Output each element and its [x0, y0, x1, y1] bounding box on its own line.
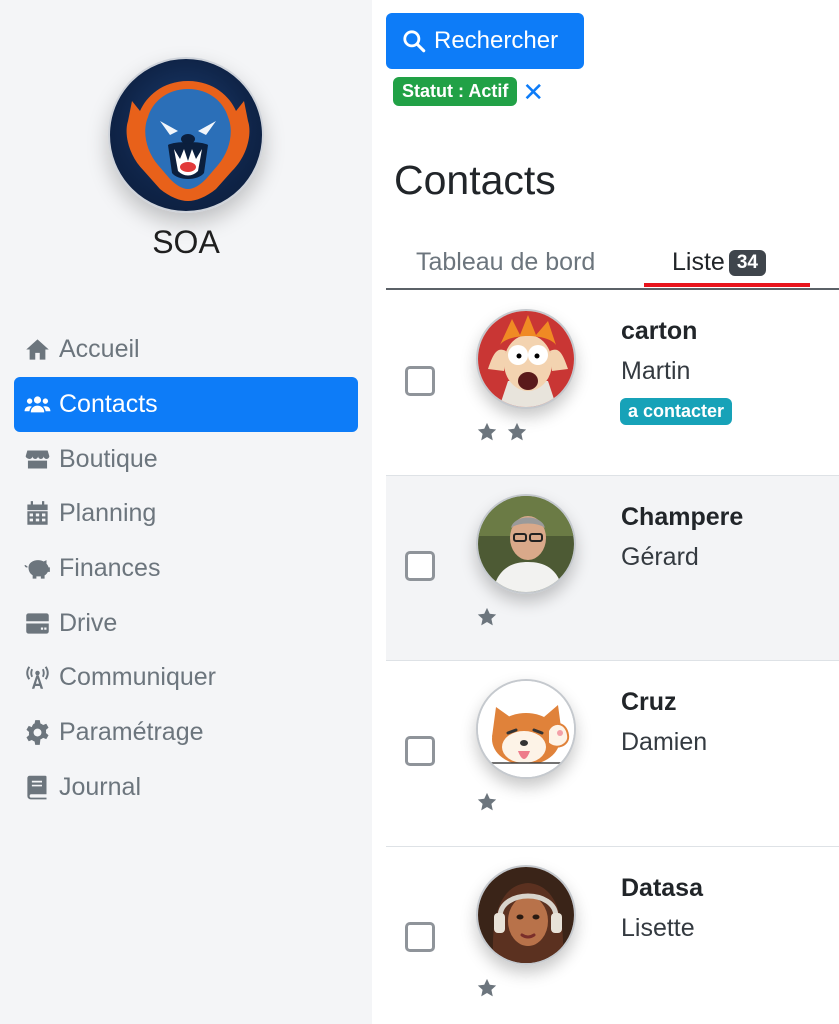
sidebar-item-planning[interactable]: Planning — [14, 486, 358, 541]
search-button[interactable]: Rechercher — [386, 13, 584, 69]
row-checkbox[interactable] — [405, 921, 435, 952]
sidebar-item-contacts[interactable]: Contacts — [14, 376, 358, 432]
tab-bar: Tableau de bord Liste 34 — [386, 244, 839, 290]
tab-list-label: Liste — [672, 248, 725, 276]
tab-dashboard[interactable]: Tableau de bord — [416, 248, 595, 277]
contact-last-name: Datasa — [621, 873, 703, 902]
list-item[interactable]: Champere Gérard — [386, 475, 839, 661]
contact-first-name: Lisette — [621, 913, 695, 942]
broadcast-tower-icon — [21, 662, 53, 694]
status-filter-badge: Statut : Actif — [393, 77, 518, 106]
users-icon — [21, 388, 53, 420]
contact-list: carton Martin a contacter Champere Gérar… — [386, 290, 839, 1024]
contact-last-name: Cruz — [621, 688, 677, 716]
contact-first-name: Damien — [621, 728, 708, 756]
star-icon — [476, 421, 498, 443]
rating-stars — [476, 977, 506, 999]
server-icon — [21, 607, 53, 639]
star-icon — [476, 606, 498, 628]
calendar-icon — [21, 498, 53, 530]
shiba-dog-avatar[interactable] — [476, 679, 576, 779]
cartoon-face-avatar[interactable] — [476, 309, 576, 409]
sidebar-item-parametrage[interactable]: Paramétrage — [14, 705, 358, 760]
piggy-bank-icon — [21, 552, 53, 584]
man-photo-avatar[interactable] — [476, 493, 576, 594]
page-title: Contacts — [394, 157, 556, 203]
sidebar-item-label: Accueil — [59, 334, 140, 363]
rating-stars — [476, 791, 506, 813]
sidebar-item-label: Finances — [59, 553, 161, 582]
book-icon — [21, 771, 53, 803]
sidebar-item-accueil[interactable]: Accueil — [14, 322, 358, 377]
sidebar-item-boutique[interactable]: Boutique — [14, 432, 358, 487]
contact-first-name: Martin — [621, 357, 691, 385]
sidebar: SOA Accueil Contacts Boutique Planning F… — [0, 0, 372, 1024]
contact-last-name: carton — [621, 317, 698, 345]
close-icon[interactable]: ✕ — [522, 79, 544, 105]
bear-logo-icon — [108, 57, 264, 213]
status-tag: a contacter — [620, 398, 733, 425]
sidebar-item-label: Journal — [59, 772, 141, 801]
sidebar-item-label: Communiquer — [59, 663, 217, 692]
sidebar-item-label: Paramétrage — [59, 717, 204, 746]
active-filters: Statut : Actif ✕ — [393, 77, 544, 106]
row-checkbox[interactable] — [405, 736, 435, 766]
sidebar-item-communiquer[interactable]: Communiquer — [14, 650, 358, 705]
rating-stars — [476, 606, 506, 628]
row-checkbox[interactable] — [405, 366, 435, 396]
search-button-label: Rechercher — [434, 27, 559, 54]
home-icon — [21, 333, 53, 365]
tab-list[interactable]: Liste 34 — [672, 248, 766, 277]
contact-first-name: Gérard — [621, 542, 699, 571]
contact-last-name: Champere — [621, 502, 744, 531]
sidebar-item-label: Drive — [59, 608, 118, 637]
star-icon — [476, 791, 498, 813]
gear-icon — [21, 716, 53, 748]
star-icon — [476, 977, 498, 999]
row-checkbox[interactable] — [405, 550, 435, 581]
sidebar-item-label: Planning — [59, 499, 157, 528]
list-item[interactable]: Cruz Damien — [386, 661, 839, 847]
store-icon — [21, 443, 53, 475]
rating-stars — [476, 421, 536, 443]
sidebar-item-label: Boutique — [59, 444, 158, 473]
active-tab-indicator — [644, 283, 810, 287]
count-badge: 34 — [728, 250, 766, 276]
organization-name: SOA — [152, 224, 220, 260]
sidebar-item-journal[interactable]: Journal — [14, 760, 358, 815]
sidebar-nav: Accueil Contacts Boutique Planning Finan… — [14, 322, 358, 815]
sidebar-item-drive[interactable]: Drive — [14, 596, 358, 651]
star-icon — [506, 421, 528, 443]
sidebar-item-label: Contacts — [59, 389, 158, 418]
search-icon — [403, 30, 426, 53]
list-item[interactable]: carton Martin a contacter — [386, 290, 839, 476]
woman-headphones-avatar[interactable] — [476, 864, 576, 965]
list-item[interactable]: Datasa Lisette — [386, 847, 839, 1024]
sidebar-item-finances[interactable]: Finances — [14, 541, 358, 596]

(Problem details): Put every line of the item above into a numbered list, leaving out blank lines and pictures.

(Answer to this task):
1. Output each element and its [x0, y0, x1, y1] bounding box on its own line.
2. sidebar-item-planning[interactable]: Planning — [14, 486, 358, 541]
3. search-button[interactable]: Rechercher — [386, 13, 584, 69]
4. row-checkbox[interactable] — [405, 921, 435, 952]
5. sidebar-item-contacts[interactable]: Contacts — [14, 376, 358, 432]
6. tab-bar: Tableau de bord Liste 34 — [386, 244, 839, 290]
7. tab-list-label: Liste — [672, 248, 725, 276]
8. tab-dashboard[interactable]: Tableau de bord — [416, 248, 595, 277]
9. contact-last-name: Datasa — [621, 873, 703, 902]
10. list-item[interactable]: Champere Gérard — [386, 475, 839, 661]
11. contact-first-name: Lisette — [621, 913, 695, 942]
12. broadcast-tower-icon — [21, 662, 53, 694]
13. status-filter-badge: Statut : Actif — [393, 77, 518, 106]
14. users-icon — [21, 388, 53, 420]
15. contact-list: carton Martin a contacter Champere Gérar… — [386, 290, 839, 1024]
16. contact-last-name: Cruz — [621, 688, 677, 716]
17. contact-first-name: Damien — [621, 728, 708, 756]
18. star-icon — [476, 421, 498, 443]
19. rating-stars — [476, 977, 506, 999]
20. server-icon — [21, 607, 53, 639]
21. star-icon — [476, 606, 498, 628]
22. calendar-icon — [21, 498, 53, 530]
23. shiba-dog-avatar[interactable] — [476, 679, 576, 779]
24. cartoon-face-avatar[interactable] — [476, 309, 576, 409]
25. sidebar-item-parametrage[interactable]: Paramétrage — [14, 705, 358, 760]
26. piggy-bank-icon — [21, 552, 53, 584]
27. man-photo-avatar[interactable] — [476, 493, 576, 594]
28. page-title: Contacts — [394, 157, 556, 203]
29. sidebar-item-label: Accueil — [59, 334, 140, 363]
30. rating-stars — [476, 791, 506, 813]
31. sidebar-item-label: Finances — [59, 553, 161, 582]
32. book-icon — [21, 771, 53, 803]
33. sidebar-item-accueil[interactable]: Accueil — [14, 322, 358, 377]
34. sidebar-item-boutique[interactable]: Boutique — [14, 432, 358, 487]
35. contact-first-name: Martin — [621, 357, 691, 385]
36. sidebar: SOA Accueil Contacts Boutique Planning F… — [0, 0, 372, 1024]
37. contact-last-name: carton — [621, 317, 698, 345]
38. close-icon[interactable]: ✕ — [522, 79, 544, 105]
39. bear-logo-icon — [108, 57, 264, 213]
40. status-tag: a contacter — [620, 398, 733, 425]
41. sidebar-item-label: Journal — [59, 772, 141, 801]
42. sidebar-item-label: Communiquer — [59, 663, 217, 692]
43. sidebar-item-label: Paramétrage — [59, 717, 204, 746]
44. active-filters: Statut : Actif ✕ — [393, 77, 544, 106]
45. row-checkbox[interactable] — [405, 736, 435, 766]
46. sidebar-item-communiquer[interactable]: Communiquer — [14, 650, 358, 705]
47. rating-stars — [476, 606, 506, 628]
48. row-checkbox[interactable] — [405, 366, 435, 396]
49. search-button-label: Rechercher — [434, 27, 559, 54]
50. home-icon — [21, 333, 53, 365]
51. tab-list[interactable]: Liste 34 — [672, 248, 766, 277]
52. contact-first-name: Gérard — [621, 542, 699, 571]
53. contact-last-name: Champere — [621, 502, 744, 531]
54. sidebar-item-label: Drive — [59, 608, 118, 637]
55. star-icon — [476, 791, 498, 813]
56. gear-icon — [21, 716, 53, 748]
57. star-icon — [476, 977, 498, 999]
58. row-checkbox[interactable] — [405, 550, 435, 581]
59. sidebar-item-label: Planning — [59, 499, 157, 528]
60. list-item[interactable]: Cruz Damien — [386, 661, 839, 847]
61. store-icon — [21, 443, 53, 475]
62. rating-stars — [476, 421, 536, 443]
63. sidebar-item-label: Boutique — [59, 444, 158, 473]
64. active-tab-indicator — [644, 283, 810, 287]
65. count-badge: 34 — [728, 250, 766, 276]
66. organization-name: SOA — [152, 224, 220, 260]
67. sidebar-item-journal[interactable]: Journal — [14, 760, 358, 815]
68. sidebar-nav: Accueil Contacts Boutique Planning Finan… — [14, 322, 358, 815]
69. sidebar-item-drive[interactable]: Drive — [14, 596, 358, 651]
70. star-icon — [506, 421, 528, 443]
71. sidebar-item-label: Contacts — [59, 389, 158, 418]
72. search-icon — [403, 30, 426, 53]
73. list-item[interactable]: carton Martin a contacter — [386, 290, 839, 476]
74. woman-headphones-avatar[interactable] — [476, 864, 576, 965]
75. list-item[interactable]: Datasa Lisette — [386, 847, 839, 1024]
76. sidebar-item-finances[interactable]: Finances — [14, 541, 358, 596]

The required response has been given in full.